** begin EXTRACTED MATERIAL **
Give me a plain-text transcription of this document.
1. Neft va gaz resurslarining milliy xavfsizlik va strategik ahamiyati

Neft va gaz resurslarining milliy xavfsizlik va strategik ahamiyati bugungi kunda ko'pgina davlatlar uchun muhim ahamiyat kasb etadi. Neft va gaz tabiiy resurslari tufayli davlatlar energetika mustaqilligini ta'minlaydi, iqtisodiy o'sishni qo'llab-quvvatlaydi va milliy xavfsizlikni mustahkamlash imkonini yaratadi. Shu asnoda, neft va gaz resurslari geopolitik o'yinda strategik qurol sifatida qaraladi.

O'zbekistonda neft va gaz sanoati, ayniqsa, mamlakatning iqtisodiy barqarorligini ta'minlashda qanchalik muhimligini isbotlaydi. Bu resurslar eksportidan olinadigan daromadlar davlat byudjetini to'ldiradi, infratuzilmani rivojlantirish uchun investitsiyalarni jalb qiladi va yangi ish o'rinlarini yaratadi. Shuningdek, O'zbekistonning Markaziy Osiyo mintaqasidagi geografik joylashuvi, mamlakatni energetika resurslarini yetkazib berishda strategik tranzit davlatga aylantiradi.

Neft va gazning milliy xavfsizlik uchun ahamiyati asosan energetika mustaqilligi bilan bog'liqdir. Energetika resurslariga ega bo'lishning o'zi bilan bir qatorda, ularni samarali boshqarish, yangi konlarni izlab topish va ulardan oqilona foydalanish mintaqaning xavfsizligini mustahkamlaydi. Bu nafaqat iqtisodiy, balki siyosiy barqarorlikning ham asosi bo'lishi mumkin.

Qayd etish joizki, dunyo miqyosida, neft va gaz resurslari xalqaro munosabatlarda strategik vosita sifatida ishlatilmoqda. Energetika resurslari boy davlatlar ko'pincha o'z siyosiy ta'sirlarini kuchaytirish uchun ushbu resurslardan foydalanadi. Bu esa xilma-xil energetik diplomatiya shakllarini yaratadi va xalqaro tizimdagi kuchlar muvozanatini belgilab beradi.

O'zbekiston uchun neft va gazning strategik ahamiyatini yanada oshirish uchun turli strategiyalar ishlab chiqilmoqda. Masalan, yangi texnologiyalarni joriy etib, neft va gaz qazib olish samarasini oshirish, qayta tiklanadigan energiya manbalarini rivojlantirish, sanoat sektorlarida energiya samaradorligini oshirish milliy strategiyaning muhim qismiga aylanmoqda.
** end EXTRACTED MATERIAL **
## WHAT THIS TASK INVOLVES:
From the listing above, copy all lines holding the word "sifatida".

## FULL ANSWER:
Neft va gaz resurslarining milliy xavfsizlik va strategik ahamiyati bugungi kunda ko'pgina davlatlar uchun muhim ahamiyat kasb etadi. Neft va gaz tabiiy resurslari tufayli davlatlar energetika mustaqilligini ta'minlaydi, iqtisodiy o'sishni qo'llab-quvvatlaydi va milliy xavfsizlikni mustahkamlash imkonini yaratadi. Shu asnoda, neft va gaz resurslari geopolitik o'yinda strategik qurol sifatida qaraladi.
Qayd etish joizki, dunyo miqyosida, neft va gaz resurslari xalqaro munosabatlarda strategik vosita sifatida ishlatilmoqda. Energetika resurslari boy davlatlar ko'pincha o'z siyosiy ta'sirlarini kuchaytirish uchun ushbu resurslardan foydalanadi. Bu esa xilma-xil energetik diplomatiya shakllarini yaratadi va xalqaro tizimdagi kuchlar muvozanatini belgilab beradi.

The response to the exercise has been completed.